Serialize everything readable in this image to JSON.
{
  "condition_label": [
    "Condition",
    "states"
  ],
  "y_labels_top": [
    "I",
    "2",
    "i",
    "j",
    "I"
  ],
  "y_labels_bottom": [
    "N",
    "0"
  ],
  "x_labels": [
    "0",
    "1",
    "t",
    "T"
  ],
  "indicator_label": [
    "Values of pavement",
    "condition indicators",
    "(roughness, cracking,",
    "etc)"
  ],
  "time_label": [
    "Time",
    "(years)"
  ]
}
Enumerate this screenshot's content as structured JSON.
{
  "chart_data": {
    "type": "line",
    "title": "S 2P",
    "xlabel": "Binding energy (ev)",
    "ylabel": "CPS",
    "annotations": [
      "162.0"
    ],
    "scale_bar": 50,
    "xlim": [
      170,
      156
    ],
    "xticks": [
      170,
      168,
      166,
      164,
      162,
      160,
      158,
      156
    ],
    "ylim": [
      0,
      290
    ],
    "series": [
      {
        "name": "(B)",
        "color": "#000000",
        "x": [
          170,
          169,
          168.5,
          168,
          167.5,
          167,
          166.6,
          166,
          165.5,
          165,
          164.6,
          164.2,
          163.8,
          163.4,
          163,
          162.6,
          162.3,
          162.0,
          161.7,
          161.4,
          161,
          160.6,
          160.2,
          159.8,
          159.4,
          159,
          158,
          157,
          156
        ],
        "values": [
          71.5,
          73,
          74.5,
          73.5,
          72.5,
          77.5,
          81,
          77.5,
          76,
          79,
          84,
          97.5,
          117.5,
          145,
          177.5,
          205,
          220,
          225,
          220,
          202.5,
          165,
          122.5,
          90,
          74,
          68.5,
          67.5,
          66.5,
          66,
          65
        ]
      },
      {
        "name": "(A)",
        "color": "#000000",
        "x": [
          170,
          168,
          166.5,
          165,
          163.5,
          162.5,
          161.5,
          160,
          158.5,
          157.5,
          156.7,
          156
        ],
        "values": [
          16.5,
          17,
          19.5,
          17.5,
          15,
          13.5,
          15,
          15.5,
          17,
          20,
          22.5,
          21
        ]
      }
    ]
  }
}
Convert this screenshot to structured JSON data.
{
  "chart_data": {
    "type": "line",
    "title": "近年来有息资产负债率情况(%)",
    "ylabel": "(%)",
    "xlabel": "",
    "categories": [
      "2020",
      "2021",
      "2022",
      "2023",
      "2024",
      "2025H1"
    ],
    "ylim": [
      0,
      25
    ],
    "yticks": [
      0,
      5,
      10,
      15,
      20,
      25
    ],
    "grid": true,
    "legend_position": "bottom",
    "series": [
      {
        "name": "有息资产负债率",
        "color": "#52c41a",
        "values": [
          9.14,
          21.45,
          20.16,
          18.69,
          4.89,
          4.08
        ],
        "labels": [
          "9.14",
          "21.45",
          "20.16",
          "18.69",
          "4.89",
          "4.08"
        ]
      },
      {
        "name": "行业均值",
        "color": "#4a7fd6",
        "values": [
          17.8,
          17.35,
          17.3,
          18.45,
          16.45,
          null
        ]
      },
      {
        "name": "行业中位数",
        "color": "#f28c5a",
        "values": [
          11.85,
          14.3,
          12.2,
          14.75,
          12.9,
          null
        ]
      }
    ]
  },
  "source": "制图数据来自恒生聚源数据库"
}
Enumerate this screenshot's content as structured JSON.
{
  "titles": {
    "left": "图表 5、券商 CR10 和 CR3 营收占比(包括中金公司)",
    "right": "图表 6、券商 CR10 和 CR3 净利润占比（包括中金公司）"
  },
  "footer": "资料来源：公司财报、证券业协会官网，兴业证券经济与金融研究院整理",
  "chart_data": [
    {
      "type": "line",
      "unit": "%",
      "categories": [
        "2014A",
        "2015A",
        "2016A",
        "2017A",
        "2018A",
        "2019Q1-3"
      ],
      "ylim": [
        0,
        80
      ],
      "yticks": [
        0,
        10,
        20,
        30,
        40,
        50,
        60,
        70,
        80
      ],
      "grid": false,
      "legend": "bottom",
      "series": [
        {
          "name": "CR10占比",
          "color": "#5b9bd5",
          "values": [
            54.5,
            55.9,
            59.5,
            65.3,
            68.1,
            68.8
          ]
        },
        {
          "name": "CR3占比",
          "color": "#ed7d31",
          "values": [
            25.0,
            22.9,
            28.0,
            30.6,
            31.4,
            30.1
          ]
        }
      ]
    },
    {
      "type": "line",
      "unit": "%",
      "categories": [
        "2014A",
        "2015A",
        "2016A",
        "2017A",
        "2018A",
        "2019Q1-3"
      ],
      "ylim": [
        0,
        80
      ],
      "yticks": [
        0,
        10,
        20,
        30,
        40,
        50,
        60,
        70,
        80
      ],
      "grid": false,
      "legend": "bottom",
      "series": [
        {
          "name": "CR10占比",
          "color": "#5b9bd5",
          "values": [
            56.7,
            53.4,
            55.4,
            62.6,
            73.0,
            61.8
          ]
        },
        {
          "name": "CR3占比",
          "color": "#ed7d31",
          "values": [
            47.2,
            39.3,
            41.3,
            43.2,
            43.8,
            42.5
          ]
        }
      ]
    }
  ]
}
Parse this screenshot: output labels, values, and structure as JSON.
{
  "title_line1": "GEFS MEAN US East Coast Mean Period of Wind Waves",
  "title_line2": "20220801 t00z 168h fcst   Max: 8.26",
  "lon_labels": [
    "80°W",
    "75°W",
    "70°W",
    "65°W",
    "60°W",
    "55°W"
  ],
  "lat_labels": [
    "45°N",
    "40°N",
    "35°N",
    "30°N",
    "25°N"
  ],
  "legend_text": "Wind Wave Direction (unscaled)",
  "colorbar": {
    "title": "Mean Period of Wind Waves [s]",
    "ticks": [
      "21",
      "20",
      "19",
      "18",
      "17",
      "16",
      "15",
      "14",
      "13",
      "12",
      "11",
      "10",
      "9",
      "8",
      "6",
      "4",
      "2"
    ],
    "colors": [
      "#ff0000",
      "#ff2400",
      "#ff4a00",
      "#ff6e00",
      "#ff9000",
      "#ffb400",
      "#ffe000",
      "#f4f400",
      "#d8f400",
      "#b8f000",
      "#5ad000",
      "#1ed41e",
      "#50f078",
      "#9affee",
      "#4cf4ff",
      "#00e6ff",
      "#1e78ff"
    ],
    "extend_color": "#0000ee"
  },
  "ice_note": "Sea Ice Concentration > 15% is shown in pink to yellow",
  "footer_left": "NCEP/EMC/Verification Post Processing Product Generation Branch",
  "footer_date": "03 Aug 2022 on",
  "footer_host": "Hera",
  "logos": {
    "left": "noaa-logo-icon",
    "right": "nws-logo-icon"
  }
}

____________

▸ **Given problem**: Extract all the entries word for word.

▸ **Answer to this task**:
Serialize everything readable in this image to JSON.
{
  "condition_label": [
    "Condition",
    "states"
  ],
  "y_labels_top": [
    "I",
    "2",
    "i",
    "j",
    "I"
  ],
  "y_labels_bottom": [
    "N",
    "0"
  ],
  "x_labels": [
    "0",
    "1",
    "t",
    "T"
  ],
  "indicator_label": [
    "Values of pavement",
    "condition indicators",
    "(roughness, cracking,",
    "etc)"
  ],
  "time_label": [
    "Time",
    "(years)"
  ]
}
Enumerate this screenshot's content as structured JSON.
{
  "chart_data": {
    "type": "line",
    "title": "S 2P",
    "xlabel": "Binding energy (ev)",
    "ylabel": "CPS",
    "annotations": [
      "162.0"
    ],
    "scale_bar": 50,
    "xlim": [
      170,
      156
    ],
    "xticks": [
      170,
      168,
      166,
      164,
      162,
      160,
      158,
      156
    ],
    "ylim": [
      0,
      290
    ],
    "series": [
      {
        "name": "(B)",
        "color": "#000000",
        "x": [
          170,
          169,
          168.5,
          168,
          167.5,
          167,
          166.6,
          166,
          165.5,
          165,
          164.6,
          164.2,
          163.8,
          163.4,
          163,
          162.6,
          162.3,
          162.0,
          161.7,
          161.4,
          161,
          160.6,
          160.2,
          159.8,
          159.4,
          159,
          158,
          157,
          156
        ],
        "values": [
          71.5,
          73,
          74.5,
          73.5,
          72.5,
          77.5,
          81,
          77.5,
          76,
          79,
          84,
          97.5,
          117.5,
          145,
          177.5,
          205,
          220,
          225,
          220,
          202.5,
          165,
          122.5,
          90,
          74,
          68.5,
          67.5,
          66.5,
          66,
          65
        ]
      },
      {
        "name": "(A)",
        "color": "#000000",
        "x": [
          170,
          168,
          166.5,
          165,
          163.5,
          162.5,
          161.5,
          160,
          158.5,
          157.5,
          156.7,
          156
        ],
        "values": [
          16.5,
          17,
          19.5,
          17.5,
          15,
          13.5,
          15,
          15.5,
          17,
          20,
          22.5,
          21
        ]
      }
    ]
  }
}
Convert this screenshot to structured JSON data.
{
  "chart_data": {
    "type": "line",
    "title": "近年来有息资产负债率情况(%)",
    "ylabel": "(%)",
    "xlabel": "",
    "categories": [
      "2020",
      "2021",
      "2022",
      "2023",
      "2024",
      "2025H1"
    ],
    "ylim": [
      0,
      25
    ],
    "yticks": [
      0,
      5,
      10,
      15,
      20,
      25
    ],
    "grid": true,
    "legend_position": "bottom",
    "series": [
      {
        "name": "有息资产负债率",
        "color": "#52c41a",
        "values": [
          9.14,
          21.45,
          20.16,
          18.69,
          4.89,
          4.08
        ],
        "labels": [
          "9.14",
          "21.45",
          "20.16",
          "18.69",
          "4.89",
          "4.08"
        ]
      },
      {
        "name": "行业均值",
        "color": "#4a7fd6",
        "values": [
          17.8,
          17.35,
          17.3,
          18.45,
          16.45,
          null
        ]
      },
      {
        "name": "行业中位数",
        "color": "#f28c5a",
        "values": [
          11.85,
          14.3,
          12.2,
          14.75,
          12.9,
          null
        ]
      }
    ]
  },
  "source": "制图数据来自恒生聚源数据库"
}
Enumerate this screenshot's content as structured JSON.
{
  "titles": {
    "left": "图表 5、券商 CR10 和 CR3 营收占比(包括中金公司)",
    "right": "图表 6、券商 CR10 和 CR3 净利润占比（包括中金公司）"
  },
  "footer": "资料来源：公司财报、证券业协会官网，兴业证券经济与金融研究院整理",
  "chart_data": [
    {
      "type": "line",
      "unit": "%",
      "categories": [
        "2014A",
        "2015A",
        "2016A",
        "2017A",
        "2018A",
        "2019Q1-3"
      ],
      "ylim": [
        0,
        80
      ],
      "yticks": [
        0,
        10,
        20,
        30,
        40,
        50,
        60,
        70,
        80
      ],
      "grid": false,
      "legend": "bottom",
      "series": [
        {
          "name": "CR10占比",
          "color": "#5b9bd5",
          "values": [
            54.5,
            55.9,
            59.5,
            65.3,
            68.1,
            68.8
          ]
        },
        {
          "name": "CR3占比",
          "color": "#ed7d31",
          "values": [
            25.0,
            22.9,
            28.0,
            30.6,
            31.4,
            30.1
          ]
        }
      ]
    },
    {
      "type": "line",
      "unit": "%",
      "categories": [
        "2014A",
        "2015A",
        "2016A",
        "2017A",
        "2018A",
        "2019Q1-3"
      ],
      "ylim": [
        0,
        80
      ],
      "yticks": [
        0,
        10,
        20,
        30,
        40,
        50,
        60,
        70,
        80
      ],
      "grid": false,
      "legend": "bottom",
      "series": [
        {
          "name": "CR10占比",
          "color": "#5b9bd5",
          "values": [
            56.7,
            53.4,
            55.4,
            62.6,
            73.0,
            61.8
          ]
        },
        {
          "name": "CR3占比",
          "color": "#ed7d31",
          "values": [
            47.2,
            39.3,
            41.3,
            43.2,
            43.8,
            42.5
          ]
        }
      ]
    }
  ]
}
Parse this screenshot: output labels, values, and structure as JSON.
{
  "title_line1": "GEFS MEAN US East Coast Mean Period of Wind Waves",
  "title_line2": "20220801 t00z 168h fcst   Max: 8.26",
  "lon_labels": [
    "80°W",
    "75°W",
    "70°W",
    "65°W",
    "60°W",
    "55°W"
  ],
  "lat_labels": [
    "45°N",
    "40°N",
    "35°N",
    "30°N",
    "25°N"
  ],
  "legend_text": "Wind Wave Direction (unscaled)",
  "colorbar": {
    "title": "Mean Period of Wind Waves [s]",
    "ticks": [
      "21",
      "20",
      "19",
      "18",
      "17",
      "16",
      "15",
      "14",
      "13",
      "12",
      "11",
      "10",
      "9",
      "8",
      "6",
      "4",
      "2"
    ],
    "colors": [
      "#ff0000",
      "#ff2400",
      "#ff4a00",
      "#ff6e00",
      "#ff9000",
      "#ffb400",
      "#ffe000",
      "#f4f400",
      "#d8f400",
      "#b8f000",
      "#5ad000",
      "#1ed41e",
      "#50f078",
      "#9affee",
      "#4cf4ff",
      "#00e6ff",
      "#1e78ff"
    ],
    "extend_color": "#0000ee"
  },
  "ice_note": "Sea Ice Concentration > 15% is shown in pink to yellow",
  "footer_left": "NCEP/EMC/Verification Post Processing Product Generation Branch",
  "footer_date": "03 Aug 2022 on",
  "footer_host": "Hera",
  "logos": {
    "left": "noaa-logo-icon",
    "right": "nws-logo-icon"
  }
}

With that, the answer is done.